** start Input **

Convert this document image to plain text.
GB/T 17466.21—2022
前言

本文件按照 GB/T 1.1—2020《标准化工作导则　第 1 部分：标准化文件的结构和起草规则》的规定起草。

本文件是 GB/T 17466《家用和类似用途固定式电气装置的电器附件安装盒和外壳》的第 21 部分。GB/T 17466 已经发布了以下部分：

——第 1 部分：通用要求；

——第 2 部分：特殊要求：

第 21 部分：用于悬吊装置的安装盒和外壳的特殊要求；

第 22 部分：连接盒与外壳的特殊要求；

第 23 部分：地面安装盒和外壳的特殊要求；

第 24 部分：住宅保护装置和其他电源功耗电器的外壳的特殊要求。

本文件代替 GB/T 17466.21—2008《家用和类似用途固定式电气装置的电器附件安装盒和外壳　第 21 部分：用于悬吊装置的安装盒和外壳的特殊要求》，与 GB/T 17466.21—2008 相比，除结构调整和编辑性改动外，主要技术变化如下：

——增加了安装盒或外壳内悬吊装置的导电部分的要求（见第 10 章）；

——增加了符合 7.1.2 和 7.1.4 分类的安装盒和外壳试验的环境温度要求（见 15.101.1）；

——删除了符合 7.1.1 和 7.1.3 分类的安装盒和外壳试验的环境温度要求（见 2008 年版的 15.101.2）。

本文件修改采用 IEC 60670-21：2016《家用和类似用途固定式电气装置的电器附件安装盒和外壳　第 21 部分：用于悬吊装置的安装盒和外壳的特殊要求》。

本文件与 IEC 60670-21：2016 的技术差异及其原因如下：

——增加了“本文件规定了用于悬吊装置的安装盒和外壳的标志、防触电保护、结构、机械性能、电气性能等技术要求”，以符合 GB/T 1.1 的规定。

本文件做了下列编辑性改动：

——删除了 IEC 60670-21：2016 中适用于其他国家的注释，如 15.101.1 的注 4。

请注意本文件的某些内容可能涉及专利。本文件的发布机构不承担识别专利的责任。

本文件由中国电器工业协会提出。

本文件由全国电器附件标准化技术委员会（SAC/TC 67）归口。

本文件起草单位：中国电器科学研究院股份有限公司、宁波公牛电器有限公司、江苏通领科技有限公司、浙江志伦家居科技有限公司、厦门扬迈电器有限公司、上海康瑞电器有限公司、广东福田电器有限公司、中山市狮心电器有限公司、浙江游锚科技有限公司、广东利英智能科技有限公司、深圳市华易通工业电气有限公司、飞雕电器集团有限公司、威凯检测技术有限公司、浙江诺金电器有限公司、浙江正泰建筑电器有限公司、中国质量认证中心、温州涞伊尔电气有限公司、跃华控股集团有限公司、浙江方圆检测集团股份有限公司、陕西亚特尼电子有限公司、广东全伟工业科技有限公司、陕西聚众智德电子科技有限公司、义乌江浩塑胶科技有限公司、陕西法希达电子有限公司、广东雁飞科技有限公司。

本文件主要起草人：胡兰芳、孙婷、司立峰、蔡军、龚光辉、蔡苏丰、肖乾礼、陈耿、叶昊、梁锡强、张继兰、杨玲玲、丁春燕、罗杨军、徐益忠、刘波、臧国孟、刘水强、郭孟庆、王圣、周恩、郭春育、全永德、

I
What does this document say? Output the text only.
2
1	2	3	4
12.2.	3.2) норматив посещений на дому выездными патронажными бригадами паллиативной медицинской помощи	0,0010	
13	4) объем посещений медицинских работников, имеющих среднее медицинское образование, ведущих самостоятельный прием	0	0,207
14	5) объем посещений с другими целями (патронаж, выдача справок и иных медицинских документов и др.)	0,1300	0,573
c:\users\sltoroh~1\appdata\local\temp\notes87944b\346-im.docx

** end Input **

Of the lines in this listing, how many contain "медицинских"? Reply with the number and nothing more.

2